• **What the task requires**:
The entries below are to be transcribed in full, without their images.

• **Excerpted data**:
____________

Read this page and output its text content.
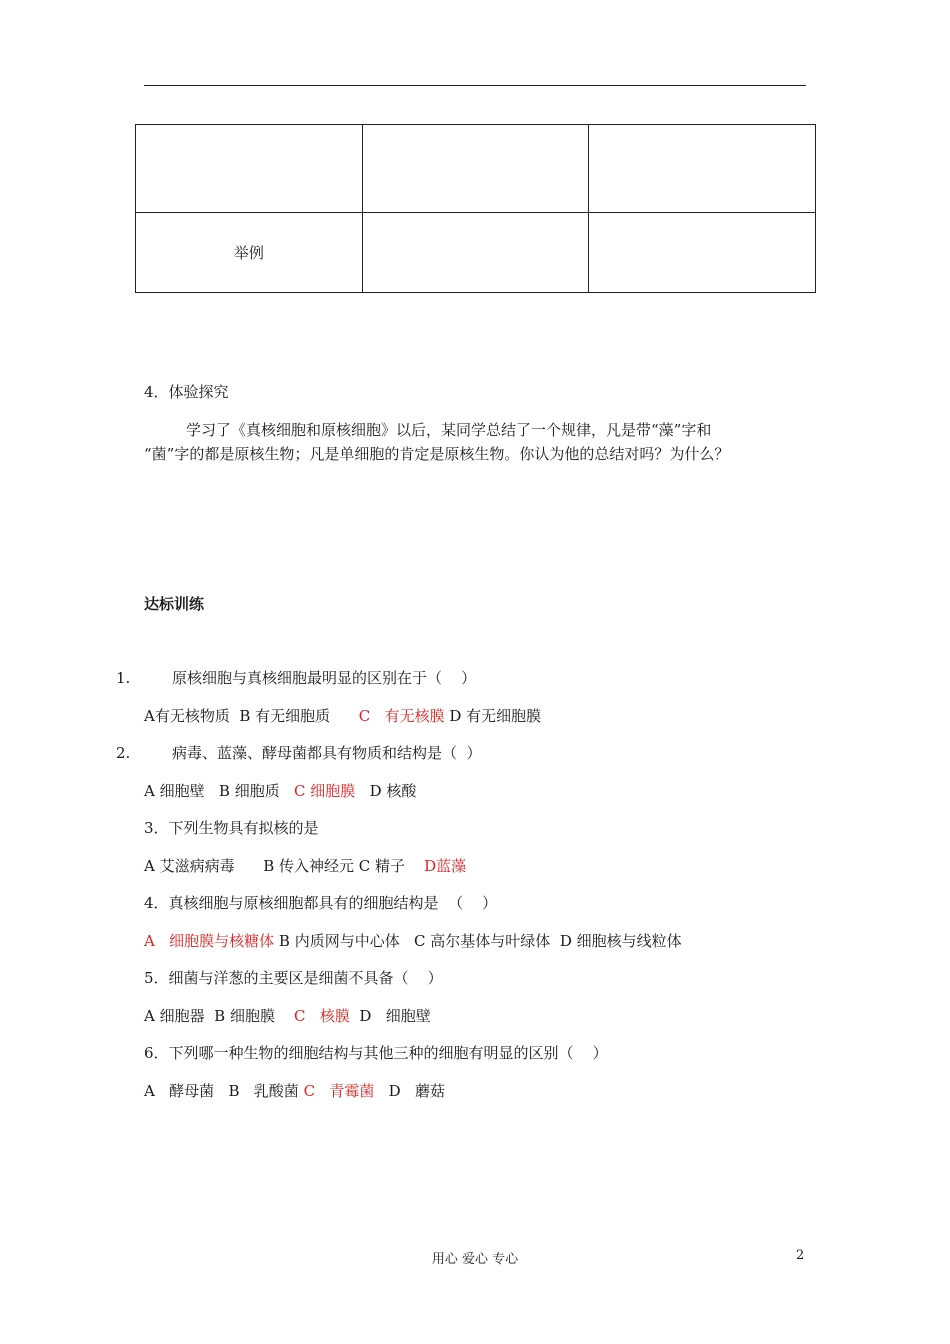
举例		
4．体验探究
学习了《真核细胞和原核细胞》以后，某同学总结了一个规律，凡是带“藻”字和
“菌”字的都是原核生物；凡是单细胞的肯定是原核生物。你认为他的总结对吗？为什么？
达标训练
1.	原核细胞与真核细胞最明显的区别在于（    ）
A有无核物质 B 有无细胞质 C   有无核膜 D 有无细胞膜
2.	病毒、蓝藻、酵母菌都具有物质和结构是（  ）
A 细胞壁 B 细胞质 C 细胞膜 D 核酸
3．下列生物具有拟核的是
A 艾滋病病毒 B 传入神经元 C 精子 D蓝藻
4．真核细胞与原核细胞都具有的细胞结构是  （    ）
A   细胞膜与核糖体 B 内质网与中心体 C 高尔基体与叶绿体 D 细胞核与线粒体
5．细菌与洋葱的主要区是细菌不具备（    ）
A 细胞器 B 细胞膜 C   核膜 D   细胞壁
6．下列哪一种生物的细胞结构与其他三种的细胞有明显的区别（    ）
A   酵母菌 B   乳酸菌 C   青霉菌 D   蘑菇
用心 爱心 专心	2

____________

• **Exercise response**:
Read this page and output its text content.
举例		
4．体验探究
学习了《真核细胞和原核细胞》以后，某同学总结了一个规律，凡是带“藻”字和
“菌”字的都是原核生物；凡是单细胞的肯定是原核生物。你认为他的总结对吗？为什么？
达标训练
1.	原核细胞与真核细胞最明显的区别在于（    ）
A有无核物质 B 有无细胞质 C   有无核膜 D 有无细胞膜
2.	病毒、蓝藻、酵母菌都具有物质和结构是（  ）
A 细胞壁 B 细胞质 C 细胞膜 D 核酸
3．下列生物具有拟核的是
A 艾滋病病毒 B 传入神经元 C 精子 D蓝藻
4．真核细胞与原核细胞都具有的细胞结构是  （    ）
A   细胞膜与核糖体 B 内质网与中心体 C 高尔基体与叶绿体 D 细胞核与线粒体
5．细菌与洋葱的主要区是细菌不具备（    ）
A 细胞器 B 细胞膜 C   核膜 D   细胞壁
6．下列哪一种生物的细胞结构与其他三种的细胞有明显的区别（    ）
A   酵母菌 B   乳酸菌 C   青霉菌 D   蘑菇
用心 爱心 专心	2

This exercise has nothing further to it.